Task goal: Filter the entries below, keeping every line that has the word "number".

Dataset entries:
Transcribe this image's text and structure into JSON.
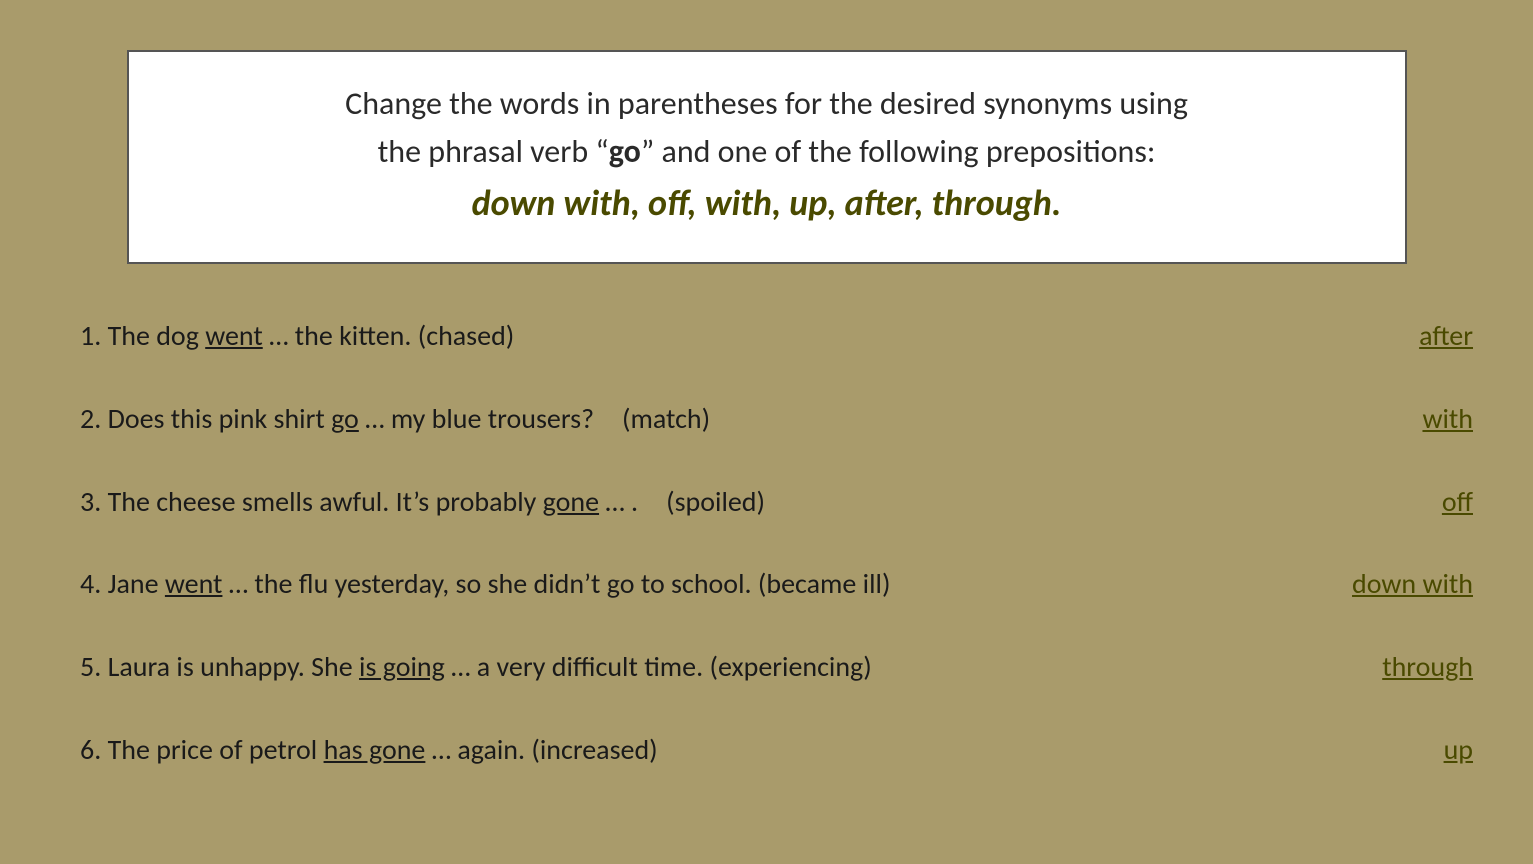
{
  "instruction": {
    "line1": "Change the words in parentheses for the desired synonyms using",
    "line2_pre": "the phrasal verb “",
    "line2_go": "go",
    "line2_post": "” and one of the following prepositions:",
    "prepositions": "down with,  off,  with,  up,  after,  through."
  },
  "exercises": [
    {
      "number": "1.",
      "text_parts": [
        {
          "text": "The dog ",
          "underline": false
        },
        {
          "text": "went",
          "underline": true
        },
        {
          "text": " … the kitten. (chased)",
          "underline": false
        }
      ],
      "answer": "after"
    },
    {
      "number": "2.",
      "text_parts": [
        {
          "text": "Does this pink shirt ",
          "underline": false
        },
        {
          "text": "go",
          "underline": true
        },
        {
          "text": " … my blue trousers? (match)",
          "underline": false
        }
      ],
      "answer": "with"
    },
    {
      "number": "3.",
      "text_parts": [
        {
          "text": "The cheese smells awful. It’s probably ",
          "underline": false
        },
        {
          "text": "gone",
          "underline": true
        },
        {
          "text": " … . (spoiled)",
          "underline": false
        }
      ],
      "answer": "off"
    },
    {
      "number": "4.",
      "text_parts": [
        {
          "text": "Jane ",
          "underline": false
        },
        {
          "text": "went",
          "underline": true
        },
        {
          "text": " … the flu yesterday, so she didn’t go to school. (became ill)",
          "underline": false
        }
      ],
      "answer": "down with"
    },
    {
      "number": "5.",
      "text_parts": [
        {
          "text": "Laura is unhappy. She ",
          "underline": false
        },
        {
          "text": "is going",
          "underline": true
        },
        {
          "text": " … a very difficult time. (experiencing)",
          "underline": false
        }
      ],
      "answer": "through"
    },
    {
      "number": "6.",
      "text_parts": [
        {
          "text": "The price of petrol ",
          "underline": false
        },
        {
          "text": "has gone",
          "underline": true
        },
        {
          "text": " … again. (increased)",
          "underline": false
        }
      ],
      "answer": "up"
    }
  ]
}
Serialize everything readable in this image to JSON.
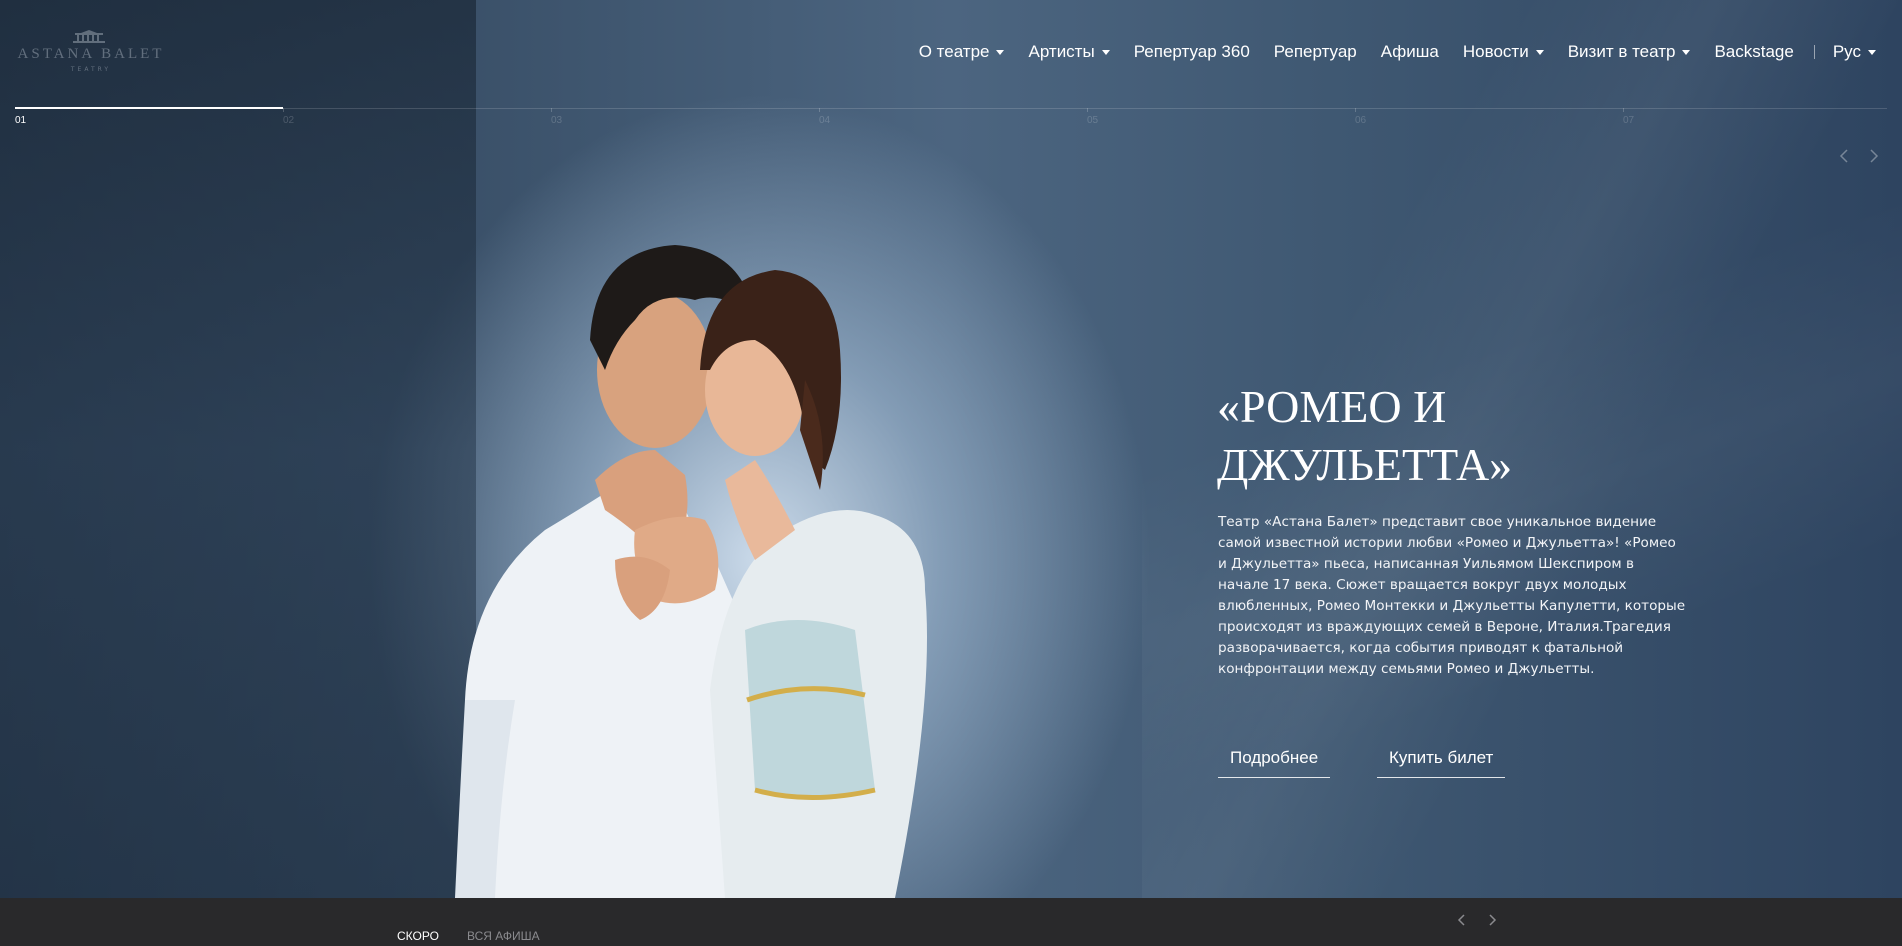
{
  "brand": {
    "name": "ASTANA BALET",
    "subtitle": "TEATRY"
  },
  "nav": {
    "items": [
      {
        "label": "О театре",
        "dropdown": true
      },
      {
        "label": "Артисты",
        "dropdown": true
      },
      {
        "label": "Репертуар 360",
        "dropdown": false
      },
      {
        "label": "Репертуар",
        "dropdown": false
      },
      {
        "label": "Афиша",
        "dropdown": false
      },
      {
        "label": "Новости",
        "dropdown": true
      },
      {
        "label": "Визит в театр",
        "dropdown": true
      },
      {
        "label": "Backstage",
        "dropdown": false
      }
    ],
    "language": "Рус"
  },
  "slider": {
    "slides": [
      "01",
      "02",
      "03",
      "04",
      "05",
      "06",
      "07"
    ],
    "current": 1,
    "prev_icon": "chevron-left-icon",
    "next_icon": "chevron-right-icon"
  },
  "hero": {
    "title": "«РОМЕО И ДЖУЛЬЕТТА»",
    "description": "Театр «Астана Балет» представит свое уникальное видение самой известной истории любви «Ромео и Джульетта»! «Ромео и Джульетта» пьеса, написанная Уильямом Шекспиром в начале 17 века. Сюжет вращается вокруг двух молодых влюбленных, Ромео Монтекки и Джульетты Капулетти, которые происходят из враждующих семей в Вероне, Италия.Трагедия разворачивается, когда события приводят к фатальной конфронтации между семьями Ромео и Джульетты.",
    "more_label": "Подробнее",
    "buy_label": "Купить билет"
  },
  "bottom": {
    "tab_soon": "СКОРО",
    "tab_all": "ВСЯ АФИША"
  },
  "colors": {
    "hero_bg": "#3e556e",
    "bottom_bar": "#29292b",
    "text": "#ffffff"
  }
}
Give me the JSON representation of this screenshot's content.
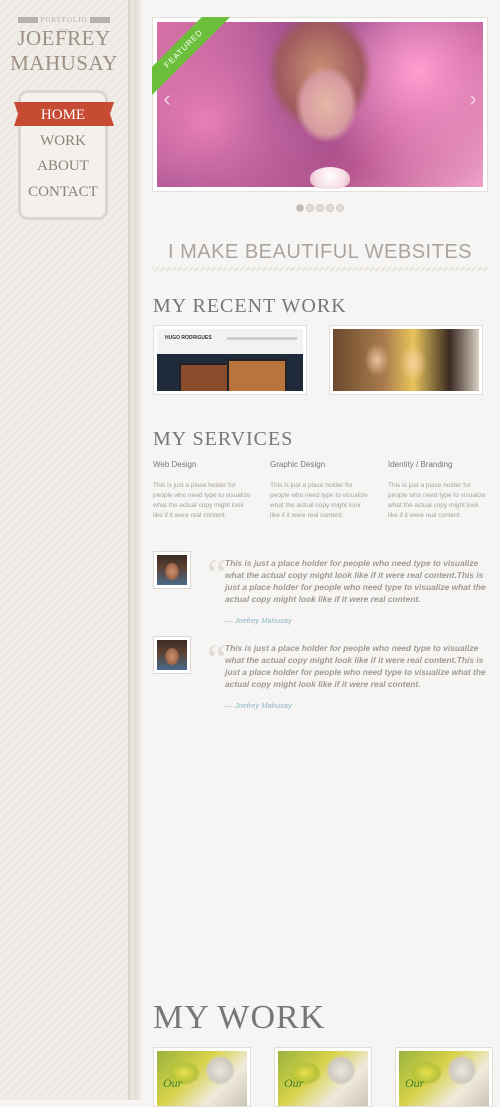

Task response:
      "number": "1.",
      "number": "2.",
      "number": "3.",
      "number": "4.",
      "number": "5.",
      "number": "6.",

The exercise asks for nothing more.